### [RECORDS PROVIDED]
* START *

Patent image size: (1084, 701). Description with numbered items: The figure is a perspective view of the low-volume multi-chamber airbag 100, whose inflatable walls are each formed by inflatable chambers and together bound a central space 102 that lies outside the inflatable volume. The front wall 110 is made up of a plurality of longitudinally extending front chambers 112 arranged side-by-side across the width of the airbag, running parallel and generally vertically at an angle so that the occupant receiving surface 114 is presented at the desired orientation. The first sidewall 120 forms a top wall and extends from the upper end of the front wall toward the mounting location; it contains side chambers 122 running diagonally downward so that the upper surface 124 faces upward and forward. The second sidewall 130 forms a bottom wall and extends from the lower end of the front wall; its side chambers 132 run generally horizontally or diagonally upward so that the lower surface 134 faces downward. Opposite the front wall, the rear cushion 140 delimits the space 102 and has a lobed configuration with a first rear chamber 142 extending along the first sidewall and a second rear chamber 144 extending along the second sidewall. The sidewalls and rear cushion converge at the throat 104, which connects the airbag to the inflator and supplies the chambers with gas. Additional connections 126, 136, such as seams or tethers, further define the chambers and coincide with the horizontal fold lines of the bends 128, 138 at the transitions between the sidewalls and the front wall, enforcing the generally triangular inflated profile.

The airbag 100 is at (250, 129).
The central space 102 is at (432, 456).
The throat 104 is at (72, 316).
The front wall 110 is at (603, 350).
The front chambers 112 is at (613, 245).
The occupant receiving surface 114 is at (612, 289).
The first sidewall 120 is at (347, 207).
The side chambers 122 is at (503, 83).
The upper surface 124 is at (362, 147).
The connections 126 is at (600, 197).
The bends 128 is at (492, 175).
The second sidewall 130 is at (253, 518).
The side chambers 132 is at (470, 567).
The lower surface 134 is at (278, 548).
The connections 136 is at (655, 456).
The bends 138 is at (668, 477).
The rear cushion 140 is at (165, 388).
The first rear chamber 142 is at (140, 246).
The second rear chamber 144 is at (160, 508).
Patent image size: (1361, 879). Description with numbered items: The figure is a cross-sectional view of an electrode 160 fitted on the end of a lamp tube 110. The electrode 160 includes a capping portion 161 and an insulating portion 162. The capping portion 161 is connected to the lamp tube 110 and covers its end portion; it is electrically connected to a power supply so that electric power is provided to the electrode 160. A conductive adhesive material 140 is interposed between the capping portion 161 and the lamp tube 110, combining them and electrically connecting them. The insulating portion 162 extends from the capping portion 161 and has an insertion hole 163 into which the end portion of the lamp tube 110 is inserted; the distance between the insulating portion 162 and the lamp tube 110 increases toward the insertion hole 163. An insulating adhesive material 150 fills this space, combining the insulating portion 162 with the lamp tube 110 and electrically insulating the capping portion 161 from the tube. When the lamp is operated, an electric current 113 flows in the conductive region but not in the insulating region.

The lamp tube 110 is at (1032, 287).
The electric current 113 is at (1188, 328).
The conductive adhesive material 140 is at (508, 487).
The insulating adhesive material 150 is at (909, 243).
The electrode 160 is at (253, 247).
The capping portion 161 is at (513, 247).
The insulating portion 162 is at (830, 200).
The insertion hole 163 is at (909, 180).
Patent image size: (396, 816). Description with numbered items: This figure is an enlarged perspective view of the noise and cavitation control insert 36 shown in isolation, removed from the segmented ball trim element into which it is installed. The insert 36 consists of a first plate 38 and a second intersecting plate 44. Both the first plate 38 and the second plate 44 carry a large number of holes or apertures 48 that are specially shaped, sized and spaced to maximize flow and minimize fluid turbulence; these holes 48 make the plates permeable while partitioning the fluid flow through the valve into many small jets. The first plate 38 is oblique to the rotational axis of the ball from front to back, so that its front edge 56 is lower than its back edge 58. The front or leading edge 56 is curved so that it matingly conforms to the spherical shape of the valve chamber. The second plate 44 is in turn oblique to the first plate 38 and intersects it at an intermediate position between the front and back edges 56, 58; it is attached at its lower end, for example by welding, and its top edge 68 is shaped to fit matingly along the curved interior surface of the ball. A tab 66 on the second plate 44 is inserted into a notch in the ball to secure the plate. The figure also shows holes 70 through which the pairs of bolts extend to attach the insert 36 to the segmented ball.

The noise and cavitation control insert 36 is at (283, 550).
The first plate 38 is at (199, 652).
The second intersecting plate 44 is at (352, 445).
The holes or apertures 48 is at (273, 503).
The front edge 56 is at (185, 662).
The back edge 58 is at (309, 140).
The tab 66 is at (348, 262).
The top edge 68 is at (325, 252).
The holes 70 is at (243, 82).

* END *

### [THE PROBLEM]
Collect every line above that contains the string "electrode", and copy each one in full.

### [THE ANSWER]
Patent image size: (1361, 879). Description with numbered items: The figure is a cross-sectional view of an electrode 160 fitted on the end of a lamp tube 110. The electrode 160 includes a capping portion 161 and an insulating portion 162. The capping portion 161 is connected to the lamp tube 110 and covers its end portion; it is electrically connected to a power supply so that electric power is provided to the electrode 160. A conductive adhesive material 140 is interposed between the capping portion 161 and the lamp tube 110, combining them and electrically connecting them. The insulating portion 162 extends from the capping portion 161 and has an insertion hole 163 into which the end portion of the lamp tube 110 is inserted; the distance between the insulating portion 162 and the lamp tube 110 increases toward the insertion hole 163. An insulating adhesive material 150 fills this space, combining the insulating portion 162 with the lamp tube 110 and electrically insulating the capping portion 161 from the tube. When the lamp is operated, an electric current 113 flows in the conductive region but not in the insulating region.
The electrode 160 is at (253, 247).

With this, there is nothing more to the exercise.